- [WHAT THIS TASK INVOLVES]
Your answer should be a single number: the count of lines that hold the word "Jahres".

- [INPUT]
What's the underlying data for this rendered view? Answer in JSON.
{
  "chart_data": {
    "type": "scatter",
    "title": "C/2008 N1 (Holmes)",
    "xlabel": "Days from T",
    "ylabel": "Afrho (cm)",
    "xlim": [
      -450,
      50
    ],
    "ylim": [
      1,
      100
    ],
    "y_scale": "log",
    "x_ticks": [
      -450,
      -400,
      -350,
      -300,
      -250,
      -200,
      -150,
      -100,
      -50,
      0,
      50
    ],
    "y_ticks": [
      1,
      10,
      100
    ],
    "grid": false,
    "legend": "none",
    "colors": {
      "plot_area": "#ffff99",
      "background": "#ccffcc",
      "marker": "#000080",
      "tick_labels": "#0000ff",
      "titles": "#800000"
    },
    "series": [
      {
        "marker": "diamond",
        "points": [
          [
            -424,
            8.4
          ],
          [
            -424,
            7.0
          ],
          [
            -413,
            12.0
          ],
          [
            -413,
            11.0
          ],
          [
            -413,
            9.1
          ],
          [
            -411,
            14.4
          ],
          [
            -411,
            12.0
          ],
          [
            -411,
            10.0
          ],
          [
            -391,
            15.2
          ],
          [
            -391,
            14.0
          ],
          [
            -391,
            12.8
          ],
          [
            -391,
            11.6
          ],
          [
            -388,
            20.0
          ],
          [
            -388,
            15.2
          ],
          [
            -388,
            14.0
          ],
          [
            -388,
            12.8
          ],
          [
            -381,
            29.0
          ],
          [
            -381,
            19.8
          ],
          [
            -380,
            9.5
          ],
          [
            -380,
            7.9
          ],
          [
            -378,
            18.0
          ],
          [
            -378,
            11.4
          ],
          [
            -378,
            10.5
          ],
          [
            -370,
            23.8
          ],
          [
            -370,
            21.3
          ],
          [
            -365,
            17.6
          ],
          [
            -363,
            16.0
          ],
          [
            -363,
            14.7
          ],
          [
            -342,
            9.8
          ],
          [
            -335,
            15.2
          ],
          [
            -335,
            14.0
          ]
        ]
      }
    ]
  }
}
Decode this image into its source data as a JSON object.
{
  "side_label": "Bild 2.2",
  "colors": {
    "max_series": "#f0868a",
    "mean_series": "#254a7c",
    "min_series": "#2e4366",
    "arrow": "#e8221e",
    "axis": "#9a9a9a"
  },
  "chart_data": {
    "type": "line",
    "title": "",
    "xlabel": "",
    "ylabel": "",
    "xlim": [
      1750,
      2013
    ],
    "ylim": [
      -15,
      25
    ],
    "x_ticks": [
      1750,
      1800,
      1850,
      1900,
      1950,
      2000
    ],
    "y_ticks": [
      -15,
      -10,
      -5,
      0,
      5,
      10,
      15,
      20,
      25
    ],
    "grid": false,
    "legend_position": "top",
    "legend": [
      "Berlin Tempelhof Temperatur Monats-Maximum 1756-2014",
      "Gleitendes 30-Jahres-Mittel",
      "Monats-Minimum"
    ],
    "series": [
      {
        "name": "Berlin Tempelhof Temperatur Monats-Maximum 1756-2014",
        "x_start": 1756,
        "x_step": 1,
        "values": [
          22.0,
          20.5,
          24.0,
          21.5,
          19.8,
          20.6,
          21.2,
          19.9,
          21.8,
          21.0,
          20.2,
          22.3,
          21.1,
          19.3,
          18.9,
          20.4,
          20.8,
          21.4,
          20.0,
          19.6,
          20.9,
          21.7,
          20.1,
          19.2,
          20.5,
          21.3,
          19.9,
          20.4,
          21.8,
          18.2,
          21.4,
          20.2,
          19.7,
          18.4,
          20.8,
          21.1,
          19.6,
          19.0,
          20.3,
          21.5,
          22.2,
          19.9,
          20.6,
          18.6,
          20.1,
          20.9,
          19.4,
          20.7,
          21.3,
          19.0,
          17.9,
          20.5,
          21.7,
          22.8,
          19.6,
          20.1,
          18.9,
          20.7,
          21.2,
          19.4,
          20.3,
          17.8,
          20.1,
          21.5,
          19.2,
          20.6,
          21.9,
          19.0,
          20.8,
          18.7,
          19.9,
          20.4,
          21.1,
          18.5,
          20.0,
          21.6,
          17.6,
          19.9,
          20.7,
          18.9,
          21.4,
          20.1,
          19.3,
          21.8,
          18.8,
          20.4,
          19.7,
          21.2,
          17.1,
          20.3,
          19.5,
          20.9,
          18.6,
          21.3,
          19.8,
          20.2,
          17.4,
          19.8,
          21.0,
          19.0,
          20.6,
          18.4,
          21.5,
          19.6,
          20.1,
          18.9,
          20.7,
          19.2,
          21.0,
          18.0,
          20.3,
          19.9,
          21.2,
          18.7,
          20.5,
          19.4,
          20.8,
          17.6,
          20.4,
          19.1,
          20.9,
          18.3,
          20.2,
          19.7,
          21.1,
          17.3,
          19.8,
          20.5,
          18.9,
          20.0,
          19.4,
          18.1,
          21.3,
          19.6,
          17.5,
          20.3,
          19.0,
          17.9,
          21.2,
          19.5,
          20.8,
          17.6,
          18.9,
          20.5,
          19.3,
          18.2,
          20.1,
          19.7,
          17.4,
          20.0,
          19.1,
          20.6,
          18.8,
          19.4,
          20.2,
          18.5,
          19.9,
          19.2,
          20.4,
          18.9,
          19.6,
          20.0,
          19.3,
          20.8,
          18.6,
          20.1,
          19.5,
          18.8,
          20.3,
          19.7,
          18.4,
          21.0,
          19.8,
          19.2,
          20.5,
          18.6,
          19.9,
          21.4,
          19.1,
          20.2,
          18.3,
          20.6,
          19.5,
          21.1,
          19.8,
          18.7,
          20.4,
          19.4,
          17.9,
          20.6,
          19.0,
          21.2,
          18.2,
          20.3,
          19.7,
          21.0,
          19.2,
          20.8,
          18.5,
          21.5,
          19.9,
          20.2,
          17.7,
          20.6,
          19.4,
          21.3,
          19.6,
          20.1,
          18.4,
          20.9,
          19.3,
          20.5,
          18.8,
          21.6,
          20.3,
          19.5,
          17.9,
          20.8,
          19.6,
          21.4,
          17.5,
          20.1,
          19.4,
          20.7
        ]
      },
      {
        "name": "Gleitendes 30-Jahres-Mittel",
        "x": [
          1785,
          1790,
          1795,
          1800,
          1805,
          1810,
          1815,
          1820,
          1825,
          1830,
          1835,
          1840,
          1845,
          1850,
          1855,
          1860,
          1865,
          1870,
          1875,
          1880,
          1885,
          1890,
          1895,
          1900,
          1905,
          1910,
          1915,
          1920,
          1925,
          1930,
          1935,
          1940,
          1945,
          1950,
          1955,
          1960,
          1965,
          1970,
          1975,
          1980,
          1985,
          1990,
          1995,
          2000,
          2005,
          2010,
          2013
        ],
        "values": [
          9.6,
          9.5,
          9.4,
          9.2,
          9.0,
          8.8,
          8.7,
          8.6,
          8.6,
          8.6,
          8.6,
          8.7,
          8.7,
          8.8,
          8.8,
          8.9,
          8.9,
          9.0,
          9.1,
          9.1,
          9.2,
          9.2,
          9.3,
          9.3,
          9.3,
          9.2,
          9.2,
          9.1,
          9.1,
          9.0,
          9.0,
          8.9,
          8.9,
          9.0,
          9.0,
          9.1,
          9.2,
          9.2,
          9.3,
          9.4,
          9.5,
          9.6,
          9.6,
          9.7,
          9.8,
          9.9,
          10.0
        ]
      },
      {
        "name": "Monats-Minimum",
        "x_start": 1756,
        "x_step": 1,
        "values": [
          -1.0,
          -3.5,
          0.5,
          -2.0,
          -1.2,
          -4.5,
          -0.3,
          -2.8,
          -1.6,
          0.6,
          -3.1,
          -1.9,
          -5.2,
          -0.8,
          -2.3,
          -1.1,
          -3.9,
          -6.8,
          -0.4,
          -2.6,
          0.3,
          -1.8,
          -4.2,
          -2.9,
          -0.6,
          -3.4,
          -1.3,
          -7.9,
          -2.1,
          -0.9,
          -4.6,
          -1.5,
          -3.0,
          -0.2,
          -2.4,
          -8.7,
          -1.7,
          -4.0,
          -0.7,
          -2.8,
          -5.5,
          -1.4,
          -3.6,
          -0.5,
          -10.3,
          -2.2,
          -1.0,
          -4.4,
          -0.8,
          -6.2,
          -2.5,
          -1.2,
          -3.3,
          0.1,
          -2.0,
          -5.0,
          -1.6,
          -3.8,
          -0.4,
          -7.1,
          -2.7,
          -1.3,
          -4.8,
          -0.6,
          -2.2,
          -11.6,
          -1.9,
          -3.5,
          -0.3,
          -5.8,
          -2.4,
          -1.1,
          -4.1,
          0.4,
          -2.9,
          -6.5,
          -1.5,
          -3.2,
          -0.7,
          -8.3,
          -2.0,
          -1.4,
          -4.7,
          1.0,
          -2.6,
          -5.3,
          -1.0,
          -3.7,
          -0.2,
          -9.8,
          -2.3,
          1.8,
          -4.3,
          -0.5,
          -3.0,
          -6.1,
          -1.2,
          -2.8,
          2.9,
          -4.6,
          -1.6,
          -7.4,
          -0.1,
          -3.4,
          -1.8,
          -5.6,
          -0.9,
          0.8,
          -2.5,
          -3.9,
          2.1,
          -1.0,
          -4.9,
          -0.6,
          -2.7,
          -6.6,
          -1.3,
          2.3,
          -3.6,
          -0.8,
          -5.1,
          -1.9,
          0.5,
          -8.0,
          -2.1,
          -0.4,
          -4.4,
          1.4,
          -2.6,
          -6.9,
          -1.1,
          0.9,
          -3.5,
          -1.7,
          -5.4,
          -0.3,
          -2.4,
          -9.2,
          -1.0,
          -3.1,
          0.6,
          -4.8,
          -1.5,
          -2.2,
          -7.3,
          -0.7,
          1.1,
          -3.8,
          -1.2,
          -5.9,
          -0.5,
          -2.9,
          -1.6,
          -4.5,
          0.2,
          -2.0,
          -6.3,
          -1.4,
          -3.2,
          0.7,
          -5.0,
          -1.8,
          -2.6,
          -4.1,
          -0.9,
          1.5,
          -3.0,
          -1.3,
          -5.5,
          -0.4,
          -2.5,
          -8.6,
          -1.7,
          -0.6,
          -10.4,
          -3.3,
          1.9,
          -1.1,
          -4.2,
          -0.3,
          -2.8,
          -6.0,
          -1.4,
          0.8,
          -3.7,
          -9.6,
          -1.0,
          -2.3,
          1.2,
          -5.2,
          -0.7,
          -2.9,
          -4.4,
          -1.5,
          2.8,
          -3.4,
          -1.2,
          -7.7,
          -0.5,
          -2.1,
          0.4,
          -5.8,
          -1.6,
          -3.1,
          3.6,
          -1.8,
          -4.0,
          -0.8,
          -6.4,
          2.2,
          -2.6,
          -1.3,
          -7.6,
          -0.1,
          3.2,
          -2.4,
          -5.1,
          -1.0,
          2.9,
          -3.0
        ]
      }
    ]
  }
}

- [CORRECT ANSWER]
2